Objective
Scan the listing below and copy every line holding "Distance".

* start Supplied information *

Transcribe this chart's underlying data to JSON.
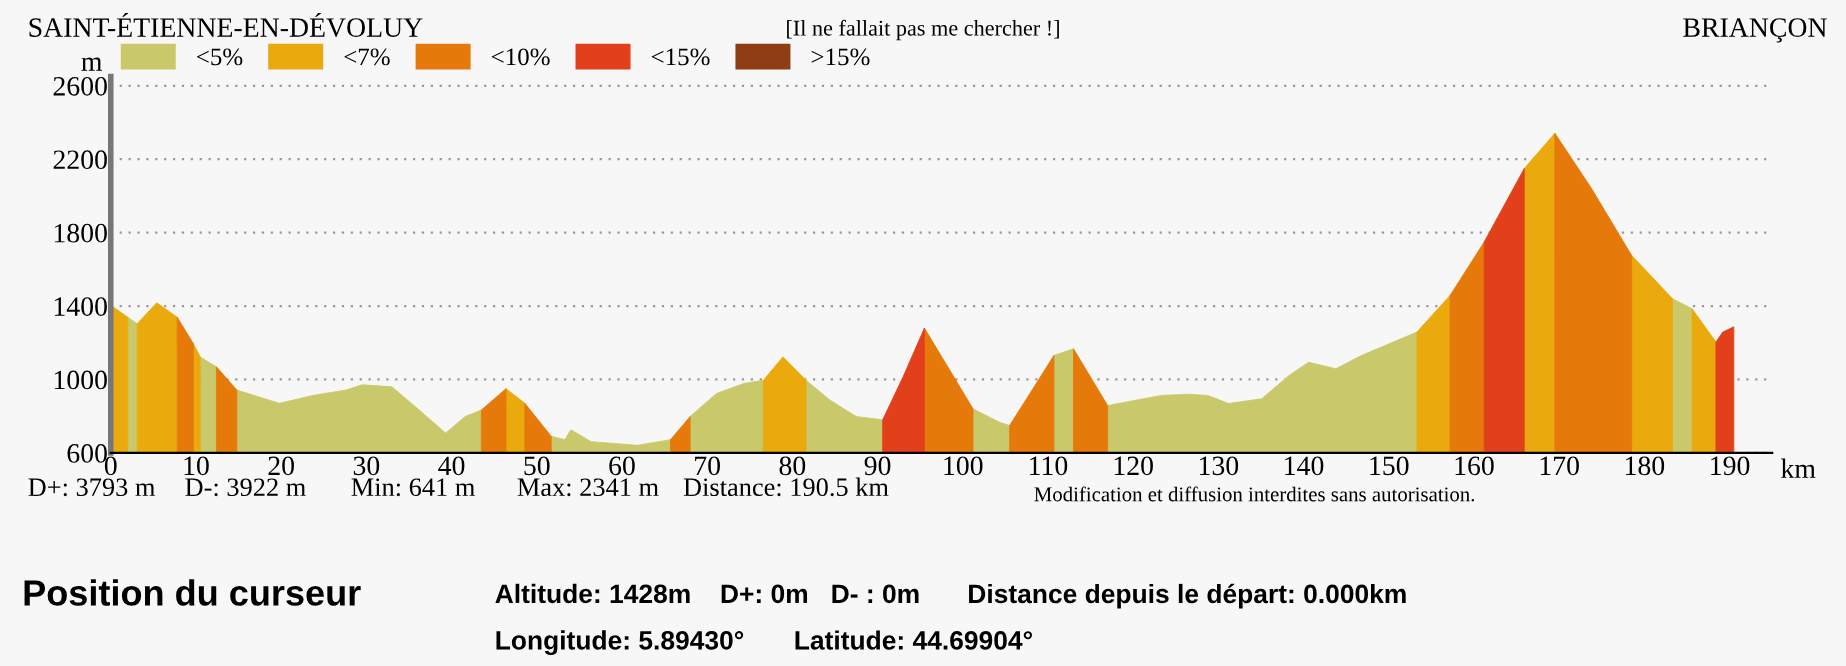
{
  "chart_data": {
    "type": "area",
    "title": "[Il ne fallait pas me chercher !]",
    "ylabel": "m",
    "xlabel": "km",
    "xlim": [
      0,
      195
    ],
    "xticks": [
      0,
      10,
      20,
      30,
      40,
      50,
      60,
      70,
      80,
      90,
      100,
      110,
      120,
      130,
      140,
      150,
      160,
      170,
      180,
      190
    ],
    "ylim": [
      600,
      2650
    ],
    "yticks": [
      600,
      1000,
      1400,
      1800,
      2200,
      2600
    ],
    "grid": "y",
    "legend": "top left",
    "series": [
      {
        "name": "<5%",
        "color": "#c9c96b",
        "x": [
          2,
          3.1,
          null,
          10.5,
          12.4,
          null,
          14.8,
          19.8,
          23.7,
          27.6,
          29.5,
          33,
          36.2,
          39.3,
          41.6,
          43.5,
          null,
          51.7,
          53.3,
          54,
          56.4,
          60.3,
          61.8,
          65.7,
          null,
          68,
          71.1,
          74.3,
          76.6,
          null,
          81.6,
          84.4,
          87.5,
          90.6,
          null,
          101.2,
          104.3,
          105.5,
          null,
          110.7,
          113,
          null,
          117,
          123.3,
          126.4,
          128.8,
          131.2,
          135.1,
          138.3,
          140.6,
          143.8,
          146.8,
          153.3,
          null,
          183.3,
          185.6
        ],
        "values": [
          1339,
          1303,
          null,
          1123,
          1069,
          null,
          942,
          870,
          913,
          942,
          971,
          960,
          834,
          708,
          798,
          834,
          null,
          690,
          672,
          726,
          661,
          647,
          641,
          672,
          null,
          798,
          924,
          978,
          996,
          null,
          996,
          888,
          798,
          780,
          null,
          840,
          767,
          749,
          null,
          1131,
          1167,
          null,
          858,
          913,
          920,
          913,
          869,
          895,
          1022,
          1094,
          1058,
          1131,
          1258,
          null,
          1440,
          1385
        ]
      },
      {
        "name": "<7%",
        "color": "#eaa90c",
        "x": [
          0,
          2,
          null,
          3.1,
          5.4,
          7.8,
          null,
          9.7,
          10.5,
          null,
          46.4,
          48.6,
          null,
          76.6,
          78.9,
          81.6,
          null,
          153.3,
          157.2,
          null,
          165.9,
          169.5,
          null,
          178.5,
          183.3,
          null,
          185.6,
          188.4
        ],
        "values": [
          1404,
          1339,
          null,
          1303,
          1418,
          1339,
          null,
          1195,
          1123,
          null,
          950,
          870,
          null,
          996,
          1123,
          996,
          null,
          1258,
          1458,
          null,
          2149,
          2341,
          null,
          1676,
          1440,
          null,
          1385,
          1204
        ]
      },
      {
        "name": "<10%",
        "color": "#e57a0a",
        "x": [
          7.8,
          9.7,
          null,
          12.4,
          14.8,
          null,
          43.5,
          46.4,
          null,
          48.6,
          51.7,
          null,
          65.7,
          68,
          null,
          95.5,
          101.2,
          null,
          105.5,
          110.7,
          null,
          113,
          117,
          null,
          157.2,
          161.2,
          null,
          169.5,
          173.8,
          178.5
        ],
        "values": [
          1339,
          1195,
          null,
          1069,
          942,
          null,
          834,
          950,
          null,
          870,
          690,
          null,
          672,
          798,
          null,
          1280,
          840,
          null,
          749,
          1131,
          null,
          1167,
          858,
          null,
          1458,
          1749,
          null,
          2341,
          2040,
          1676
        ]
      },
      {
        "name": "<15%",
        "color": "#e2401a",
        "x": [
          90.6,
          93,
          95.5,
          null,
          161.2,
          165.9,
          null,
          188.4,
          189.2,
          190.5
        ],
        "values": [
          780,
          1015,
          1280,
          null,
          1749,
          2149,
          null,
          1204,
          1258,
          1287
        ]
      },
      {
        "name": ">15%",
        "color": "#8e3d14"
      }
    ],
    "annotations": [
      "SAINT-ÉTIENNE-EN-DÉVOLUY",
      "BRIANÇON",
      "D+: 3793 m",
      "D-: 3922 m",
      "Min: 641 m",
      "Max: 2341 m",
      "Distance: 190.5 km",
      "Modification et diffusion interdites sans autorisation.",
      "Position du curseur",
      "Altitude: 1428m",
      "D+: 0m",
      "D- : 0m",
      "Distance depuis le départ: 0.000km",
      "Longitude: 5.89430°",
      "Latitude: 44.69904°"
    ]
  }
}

* end Supplied information *

Written answer
      "Distance: 190.5 km",
      "Distance depuis le départ: 0.000km",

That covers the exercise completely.